Stated exercise
Print the whole listing exactly.

########

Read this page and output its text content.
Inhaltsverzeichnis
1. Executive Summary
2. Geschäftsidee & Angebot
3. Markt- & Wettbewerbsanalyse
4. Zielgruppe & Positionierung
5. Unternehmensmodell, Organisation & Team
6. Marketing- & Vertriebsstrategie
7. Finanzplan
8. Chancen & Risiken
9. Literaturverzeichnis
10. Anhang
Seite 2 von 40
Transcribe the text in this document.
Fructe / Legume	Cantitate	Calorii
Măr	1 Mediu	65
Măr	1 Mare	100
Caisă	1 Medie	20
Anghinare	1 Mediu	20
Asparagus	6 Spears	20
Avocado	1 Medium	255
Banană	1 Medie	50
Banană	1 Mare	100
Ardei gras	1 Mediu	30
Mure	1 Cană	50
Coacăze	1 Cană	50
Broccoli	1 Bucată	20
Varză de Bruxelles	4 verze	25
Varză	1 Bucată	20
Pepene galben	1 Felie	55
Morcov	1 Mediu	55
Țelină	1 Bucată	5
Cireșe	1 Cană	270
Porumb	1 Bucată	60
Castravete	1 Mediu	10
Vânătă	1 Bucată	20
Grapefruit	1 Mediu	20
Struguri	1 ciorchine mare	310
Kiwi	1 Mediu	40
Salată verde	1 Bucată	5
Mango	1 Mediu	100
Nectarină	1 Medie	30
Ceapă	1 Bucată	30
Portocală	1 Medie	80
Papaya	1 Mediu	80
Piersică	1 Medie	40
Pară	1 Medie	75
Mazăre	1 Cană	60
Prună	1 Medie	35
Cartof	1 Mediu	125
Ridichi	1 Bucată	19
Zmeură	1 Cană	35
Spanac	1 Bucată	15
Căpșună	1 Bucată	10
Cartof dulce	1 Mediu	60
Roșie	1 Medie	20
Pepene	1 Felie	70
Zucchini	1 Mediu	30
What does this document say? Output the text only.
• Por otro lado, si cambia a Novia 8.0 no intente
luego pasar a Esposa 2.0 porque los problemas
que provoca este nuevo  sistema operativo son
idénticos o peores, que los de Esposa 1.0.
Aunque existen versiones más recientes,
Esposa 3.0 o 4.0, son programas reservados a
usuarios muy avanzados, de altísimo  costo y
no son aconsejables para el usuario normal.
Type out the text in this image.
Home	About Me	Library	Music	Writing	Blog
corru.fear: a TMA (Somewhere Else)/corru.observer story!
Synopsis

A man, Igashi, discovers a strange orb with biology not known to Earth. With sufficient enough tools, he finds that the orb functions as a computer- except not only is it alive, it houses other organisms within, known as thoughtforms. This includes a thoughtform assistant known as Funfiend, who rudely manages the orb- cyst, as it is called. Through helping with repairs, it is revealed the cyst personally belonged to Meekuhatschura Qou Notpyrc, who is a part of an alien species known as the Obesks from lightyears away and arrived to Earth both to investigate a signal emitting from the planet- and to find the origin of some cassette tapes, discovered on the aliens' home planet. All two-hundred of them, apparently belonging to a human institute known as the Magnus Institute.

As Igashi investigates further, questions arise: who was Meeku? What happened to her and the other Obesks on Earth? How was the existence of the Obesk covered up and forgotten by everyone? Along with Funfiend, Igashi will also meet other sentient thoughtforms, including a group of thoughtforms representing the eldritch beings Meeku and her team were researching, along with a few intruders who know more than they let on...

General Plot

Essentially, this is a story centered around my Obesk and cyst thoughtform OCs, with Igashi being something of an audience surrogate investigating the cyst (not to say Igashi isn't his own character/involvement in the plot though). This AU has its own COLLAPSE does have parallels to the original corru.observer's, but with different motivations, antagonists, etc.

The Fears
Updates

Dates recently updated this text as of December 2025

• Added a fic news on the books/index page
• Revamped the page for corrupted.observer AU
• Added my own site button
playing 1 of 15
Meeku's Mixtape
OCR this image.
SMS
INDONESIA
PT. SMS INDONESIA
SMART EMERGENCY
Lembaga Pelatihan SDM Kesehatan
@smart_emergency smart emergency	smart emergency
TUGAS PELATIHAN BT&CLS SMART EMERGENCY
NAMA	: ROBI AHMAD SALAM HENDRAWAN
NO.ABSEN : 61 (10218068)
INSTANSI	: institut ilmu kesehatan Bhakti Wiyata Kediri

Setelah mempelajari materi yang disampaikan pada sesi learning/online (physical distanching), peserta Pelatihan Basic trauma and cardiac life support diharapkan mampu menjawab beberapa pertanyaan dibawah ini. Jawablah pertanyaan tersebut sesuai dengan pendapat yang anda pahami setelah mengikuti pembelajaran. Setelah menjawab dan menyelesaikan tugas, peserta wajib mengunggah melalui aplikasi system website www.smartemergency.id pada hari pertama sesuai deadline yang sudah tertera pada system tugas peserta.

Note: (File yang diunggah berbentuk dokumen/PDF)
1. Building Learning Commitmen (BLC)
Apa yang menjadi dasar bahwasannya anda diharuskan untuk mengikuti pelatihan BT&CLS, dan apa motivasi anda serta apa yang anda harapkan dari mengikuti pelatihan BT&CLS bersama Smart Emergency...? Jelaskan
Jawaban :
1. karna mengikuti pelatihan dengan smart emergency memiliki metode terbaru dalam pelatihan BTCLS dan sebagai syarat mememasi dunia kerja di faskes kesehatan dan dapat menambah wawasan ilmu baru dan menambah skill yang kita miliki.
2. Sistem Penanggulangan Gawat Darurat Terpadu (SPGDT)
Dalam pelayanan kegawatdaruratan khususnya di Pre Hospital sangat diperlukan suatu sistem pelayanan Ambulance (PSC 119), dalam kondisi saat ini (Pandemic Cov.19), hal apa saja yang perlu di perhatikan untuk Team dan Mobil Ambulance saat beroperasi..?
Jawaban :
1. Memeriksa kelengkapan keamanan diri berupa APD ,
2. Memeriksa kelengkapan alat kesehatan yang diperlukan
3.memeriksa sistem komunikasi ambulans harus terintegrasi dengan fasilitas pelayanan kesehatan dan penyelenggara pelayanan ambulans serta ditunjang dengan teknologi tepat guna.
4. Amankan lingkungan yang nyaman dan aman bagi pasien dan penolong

########

Exercise result
Read this page and output its text content.
Inhaltsverzeichnis
1. Executive Summary
2. Geschäftsidee & Angebot
3. Markt- & Wettbewerbsanalyse
4. Zielgruppe & Positionierung
5. Unternehmensmodell, Organisation & Team
6. Marketing- & Vertriebsstrategie
7. Finanzplan
8. Chancen & Risiken
9. Literaturverzeichnis
10. Anhang
Seite 2 von 40
Transcribe the text in this document.
Fructe / Legume	Cantitate	Calorii
Măr	1 Mediu	65
Măr	1 Mare	100
Caisă	1 Medie	20
Anghinare	1 Mediu	20
Asparagus	6 Spears	20
Avocado	1 Medium	255
Banană	1 Medie	50
Banană	1 Mare	100
Ardei gras	1 Mediu	30
Mure	1 Cană	50
Coacăze	1 Cană	50
Broccoli	1 Bucată	20
Varză de Bruxelles	4 verze	25
Varză	1 Bucată	20
Pepene galben	1 Felie	55
Morcov	1 Mediu	55
Țelină	1 Bucată	5
Cireșe	1 Cană	270
Porumb	1 Bucată	60
Castravete	1 Mediu	10
Vânătă	1 Bucată	20
Grapefruit	1 Mediu	20
Struguri	1 ciorchine mare	310
Kiwi	1 Mediu	40
Salată verde	1 Bucată	5
Mango	1 Mediu	100
Nectarină	1 Medie	30
Ceapă	1 Bucată	30
Portocală	1 Medie	80
Papaya	1 Mediu	80
Piersică	1 Medie	40
Pară	1 Medie	75
Mazăre	1 Cană	60
Prună	1 Medie	35
Cartof	1 Mediu	125
Ridichi	1 Bucată	19
Zmeură	1 Cană	35
Spanac	1 Bucată	15
Căpșună	1 Bucată	10
Cartof dulce	1 Mediu	60
Roșie	1 Medie	20
Pepene	1 Felie	70
Zucchini	1 Mediu	30
What does this document say? Output the text only.
• Por otro lado, si cambia a Novia 8.0 no intente
luego pasar a Esposa 2.0 porque los problemas
que provoca este nuevo  sistema operativo son
idénticos o peores, que los de Esposa 1.0.
Aunque existen versiones más recientes,
Esposa 3.0 o 4.0, son programas reservados a
usuarios muy avanzados, de altísimo  costo y
no son aconsejables para el usuario normal.
Type out the text in this image.
Home	About Me	Library	Music	Writing	Blog
corru.fear: a TMA (Somewhere Else)/corru.observer story!
Synopsis

A man, Igashi, discovers a strange orb with biology not known to Earth. With sufficient enough tools, he finds that the orb functions as a computer- except not only is it alive, it houses other organisms within, known as thoughtforms. This includes a thoughtform assistant known as Funfiend, who rudely manages the orb- cyst, as it is called. Through helping with repairs, it is revealed the cyst personally belonged to Meekuhatschura Qou Notpyrc, who is a part of an alien species known as the Obesks from lightyears away and arrived to Earth both to investigate a signal emitting from the planet- and to find the origin of some cassette tapes, discovered on the aliens' home planet. All two-hundred of them, apparently belonging to a human institute known as the Magnus Institute.

As Igashi investigates further, questions arise: who was Meeku? What happened to her and the other Obesks on Earth? How was the existence of the Obesk covered up and forgotten by everyone? Along with Funfiend, Igashi will also meet other sentient thoughtforms, including a group of thoughtforms representing the eldritch beings Meeku and her team were researching, along with a few intruders who know more than they let on...

General Plot

Essentially, this is a story centered around my Obesk and cyst thoughtform OCs, with Igashi being something of an audience surrogate investigating the cyst (not to say Igashi isn't his own character/involvement in the plot though). This AU has its own COLLAPSE does have parallels to the original corru.observer's, but with different motivations, antagonists, etc.

The Fears
Updates

Dates recently updated this text as of December 2025

• Added a fic news on the books/index page
• Revamped the page for corrupted.observer AU
• Added my own site button
playing 1 of 15
Meeku's Mixtape
OCR this image.
SMS
INDONESIA
PT. SMS INDONESIA
SMART EMERGENCY
Lembaga Pelatihan SDM Kesehatan
@smart_emergency smart emergency	smart emergency
TUGAS PELATIHAN BT&CLS SMART EMERGENCY
NAMA	: ROBI AHMAD SALAM HENDRAWAN
NO.ABSEN : 61 (10218068)
INSTANSI	: institut ilmu kesehatan Bhakti Wiyata Kediri

Setelah mempelajari materi yang disampaikan pada sesi learning/online (physical distanching), peserta Pelatihan Basic trauma and cardiac life support diharapkan mampu menjawab beberapa pertanyaan dibawah ini. Jawablah pertanyaan tersebut sesuai dengan pendapat yang anda pahami setelah mengikuti pembelajaran. Setelah menjawab dan menyelesaikan tugas, peserta wajib mengunggah melalui aplikasi system website www.smartemergency.id pada hari pertama sesuai deadline yang sudah tertera pada system tugas peserta.

Note: (File yang diunggah berbentuk dokumen/PDF)
1. Building Learning Commitmen (BLC)
Apa yang menjadi dasar bahwasannya anda diharuskan untuk mengikuti pelatihan BT&CLS, dan apa motivasi anda serta apa yang anda harapkan dari mengikuti pelatihan BT&CLS bersama Smart Emergency...? Jelaskan
Jawaban :
1. karna mengikuti pelatihan dengan smart emergency memiliki metode terbaru dalam pelatihan BTCLS dan sebagai syarat mememasi dunia kerja di faskes kesehatan dan dapat menambah wawasan ilmu baru dan menambah skill yang kita miliki.
2. Sistem Penanggulangan Gawat Darurat Terpadu (SPGDT)
Dalam pelayanan kegawatdaruratan khususnya di Pre Hospital sangat diperlukan suatu sistem pelayanan Ambulance (PSC 119), dalam kondisi saat ini (Pandemic Cov.19), hal apa saja yang perlu di perhatikan untuk Team dan Mobil Ambulance saat beroperasi..?
Jawaban :
1. Memeriksa kelengkapan keamanan diri berupa APD ,
2. Memeriksa kelengkapan alat kesehatan yang diperlukan
3.memeriksa sistem komunikasi ambulans harus terintegrasi dengan fasilitas pelayanan kesehatan dan penyelenggara pelayanan ambulans serta ditunjang dengan teknologi tepat guna.
4. Amankan lingkungan yang nyaman dan aman bagi pasien dan penolong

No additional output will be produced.